Problem to work on: Output every line below without omitting or altering anything.

Extracted records
[Start]

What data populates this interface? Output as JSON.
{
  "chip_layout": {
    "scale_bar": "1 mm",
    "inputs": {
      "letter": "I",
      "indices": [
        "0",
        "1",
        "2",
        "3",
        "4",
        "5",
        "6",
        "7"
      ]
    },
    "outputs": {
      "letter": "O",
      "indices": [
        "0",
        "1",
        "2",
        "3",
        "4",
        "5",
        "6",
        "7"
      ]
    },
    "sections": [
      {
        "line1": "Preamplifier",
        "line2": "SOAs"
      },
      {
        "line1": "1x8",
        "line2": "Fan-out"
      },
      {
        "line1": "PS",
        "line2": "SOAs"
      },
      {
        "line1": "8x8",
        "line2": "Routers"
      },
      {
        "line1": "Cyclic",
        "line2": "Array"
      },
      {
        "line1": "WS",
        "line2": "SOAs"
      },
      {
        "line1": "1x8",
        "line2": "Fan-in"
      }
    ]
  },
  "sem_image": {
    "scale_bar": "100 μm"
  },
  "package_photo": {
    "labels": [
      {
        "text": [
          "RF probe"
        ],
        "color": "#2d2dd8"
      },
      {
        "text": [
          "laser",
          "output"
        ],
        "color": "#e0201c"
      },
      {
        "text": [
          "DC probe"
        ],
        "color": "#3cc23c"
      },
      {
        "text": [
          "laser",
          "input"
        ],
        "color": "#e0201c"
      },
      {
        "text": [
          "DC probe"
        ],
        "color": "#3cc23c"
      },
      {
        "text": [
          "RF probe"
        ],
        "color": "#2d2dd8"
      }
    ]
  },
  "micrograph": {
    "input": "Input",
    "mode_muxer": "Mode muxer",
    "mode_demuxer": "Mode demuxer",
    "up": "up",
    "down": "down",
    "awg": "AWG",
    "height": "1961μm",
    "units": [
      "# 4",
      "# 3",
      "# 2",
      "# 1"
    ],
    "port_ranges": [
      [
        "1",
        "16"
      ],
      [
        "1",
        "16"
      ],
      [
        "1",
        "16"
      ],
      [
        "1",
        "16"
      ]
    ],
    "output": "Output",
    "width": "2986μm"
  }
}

[End]

Expected output:
What data populates this interface? Output as JSON.
{
  "chip_layout": {
    "scale_bar": "1 mm",
    "inputs": {
      "letter": "I",
      "indices": [
        "0",
        "1",
        "2",
        "3",
        "4",
        "5",
        "6",
        "7"
      ]
    },
    "outputs": {
      "letter": "O",
      "indices": [
        "0",
        "1",
        "2",
        "3",
        "4",
        "5",
        "6",
        "7"
      ]
    },
    "sections": [
      {
        "line1": "Preamplifier",
        "line2": "SOAs"
      },
      {
        "line1": "1x8",
        "line2": "Fan-out"
      },
      {
        "line1": "PS",
        "line2": "SOAs"
      },
      {
        "line1": "8x8",
        "line2": "Routers"
      },
      {
        "line1": "Cyclic",
        "line2": "Array"
      },
      {
        "line1": "WS",
        "line2": "SOAs"
      },
      {
        "line1": "1x8",
        "line2": "Fan-in"
      }
    ]
  },
  "sem_image": {
    "scale_bar": "100 μm"
  },
  "package_photo": {
    "labels": [
      {
        "text": [
          "RF probe"
        ],
        "color": "#2d2dd8"
      },
      {
        "text": [
          "laser",
          "output"
        ],
        "color": "#e0201c"
      },
      {
        "text": [
          "DC probe"
        ],
        "color": "#3cc23c"
      },
      {
        "text": [
          "laser",
          "input"
        ],
        "color": "#e0201c"
      },
      {
        "text": [
          "DC probe"
        ],
        "color": "#3cc23c"
      },
      {
        "text": [
          "RF probe"
        ],
        "color": "#2d2dd8"
      }
    ]
  },
  "micrograph": {
    "input": "Input",
    "mode_muxer": "Mode muxer",
    "mode_demuxer": "Mode demuxer",
    "up": "up",
    "down": "down",
    "awg": "AWG",
    "height": "1961μm",
    "units": [
      "# 4",
      "# 3",
      "# 2",
      "# 1"
    ],
    "port_ranges": [
      [
        "1",
        "16"
      ],
      [
        "1",
        "16"
      ],
      [
        "1",
        "16"
      ],
      [
        "1",
        "16"
      ]
    ],
    "output": "Output",
    "width": "2986μm"
  }
}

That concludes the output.